» **SET EXERCISE**: Please gather every line from the rows below that contains the string "value", treating uppercase and lowercase as different.

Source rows
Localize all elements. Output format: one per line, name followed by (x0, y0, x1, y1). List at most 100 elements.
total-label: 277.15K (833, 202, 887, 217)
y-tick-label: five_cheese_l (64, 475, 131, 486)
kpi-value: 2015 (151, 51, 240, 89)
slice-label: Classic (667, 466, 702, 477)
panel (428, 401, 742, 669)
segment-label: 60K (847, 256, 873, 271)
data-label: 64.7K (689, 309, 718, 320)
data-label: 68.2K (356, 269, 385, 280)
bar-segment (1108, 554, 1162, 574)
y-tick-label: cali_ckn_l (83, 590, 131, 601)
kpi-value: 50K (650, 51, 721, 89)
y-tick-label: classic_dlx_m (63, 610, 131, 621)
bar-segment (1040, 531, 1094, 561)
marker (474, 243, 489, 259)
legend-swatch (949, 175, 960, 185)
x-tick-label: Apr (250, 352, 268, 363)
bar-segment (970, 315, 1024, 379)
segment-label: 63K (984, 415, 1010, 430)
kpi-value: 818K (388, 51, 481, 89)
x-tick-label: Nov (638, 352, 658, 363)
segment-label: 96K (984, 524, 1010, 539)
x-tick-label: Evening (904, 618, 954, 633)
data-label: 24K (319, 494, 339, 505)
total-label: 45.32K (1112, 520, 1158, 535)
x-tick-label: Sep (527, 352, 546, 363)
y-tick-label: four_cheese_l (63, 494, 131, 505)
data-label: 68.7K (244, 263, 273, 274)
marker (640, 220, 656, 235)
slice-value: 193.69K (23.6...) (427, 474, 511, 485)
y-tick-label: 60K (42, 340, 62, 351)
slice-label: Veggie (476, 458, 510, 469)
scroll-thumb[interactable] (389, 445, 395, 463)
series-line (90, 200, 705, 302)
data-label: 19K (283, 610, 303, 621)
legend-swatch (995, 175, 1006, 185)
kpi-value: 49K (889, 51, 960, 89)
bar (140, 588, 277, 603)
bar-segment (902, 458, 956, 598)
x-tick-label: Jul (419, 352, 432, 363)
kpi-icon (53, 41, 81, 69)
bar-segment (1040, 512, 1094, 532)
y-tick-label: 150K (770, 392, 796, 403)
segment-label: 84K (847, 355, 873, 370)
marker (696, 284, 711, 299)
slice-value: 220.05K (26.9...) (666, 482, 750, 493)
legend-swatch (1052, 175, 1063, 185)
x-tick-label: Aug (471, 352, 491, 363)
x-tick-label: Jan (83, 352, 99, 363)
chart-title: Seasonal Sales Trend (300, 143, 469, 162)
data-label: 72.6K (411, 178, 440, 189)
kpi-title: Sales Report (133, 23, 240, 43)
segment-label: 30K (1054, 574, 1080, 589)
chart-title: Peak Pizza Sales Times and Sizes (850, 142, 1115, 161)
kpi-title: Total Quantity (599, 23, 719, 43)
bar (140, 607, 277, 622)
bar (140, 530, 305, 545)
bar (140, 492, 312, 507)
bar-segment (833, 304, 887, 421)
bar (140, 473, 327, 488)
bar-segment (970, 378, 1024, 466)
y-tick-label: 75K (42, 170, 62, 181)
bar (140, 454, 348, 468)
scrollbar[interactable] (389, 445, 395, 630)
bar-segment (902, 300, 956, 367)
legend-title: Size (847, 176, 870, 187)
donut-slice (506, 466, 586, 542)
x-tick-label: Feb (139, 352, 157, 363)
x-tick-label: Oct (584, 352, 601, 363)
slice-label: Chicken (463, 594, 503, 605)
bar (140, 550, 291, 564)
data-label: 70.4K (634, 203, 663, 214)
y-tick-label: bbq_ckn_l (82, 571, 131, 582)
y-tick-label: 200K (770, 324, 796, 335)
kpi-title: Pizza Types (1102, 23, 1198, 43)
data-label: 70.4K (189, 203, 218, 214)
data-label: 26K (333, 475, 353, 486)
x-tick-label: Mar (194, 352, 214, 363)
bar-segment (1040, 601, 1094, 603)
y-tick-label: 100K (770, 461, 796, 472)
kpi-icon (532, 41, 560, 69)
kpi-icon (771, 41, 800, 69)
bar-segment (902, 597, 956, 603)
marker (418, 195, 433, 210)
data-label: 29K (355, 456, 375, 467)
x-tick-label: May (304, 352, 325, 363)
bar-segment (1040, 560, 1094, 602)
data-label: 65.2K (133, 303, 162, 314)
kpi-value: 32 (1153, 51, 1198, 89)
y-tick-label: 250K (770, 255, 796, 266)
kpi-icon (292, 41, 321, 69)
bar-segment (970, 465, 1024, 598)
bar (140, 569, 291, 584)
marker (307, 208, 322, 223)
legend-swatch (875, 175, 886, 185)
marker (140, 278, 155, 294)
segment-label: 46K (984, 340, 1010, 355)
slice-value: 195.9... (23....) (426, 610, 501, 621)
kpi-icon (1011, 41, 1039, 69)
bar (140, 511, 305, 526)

» **RESULT BELOW**:
kpi-value: 2015 (151, 51, 240, 89)
kpi-value: 50K (650, 51, 721, 89)
kpi-value: 818K (388, 51, 481, 89)
slice-value: 193.69K (23.6...) (427, 474, 511, 485)
kpi-value: 49K (889, 51, 960, 89)
slice-value: 220.05K (26.9...) (666, 482, 750, 493)
kpi-value: 32 (1153, 51, 1198, 89)
slice-value: 195.9... (23....) (426, 610, 501, 621)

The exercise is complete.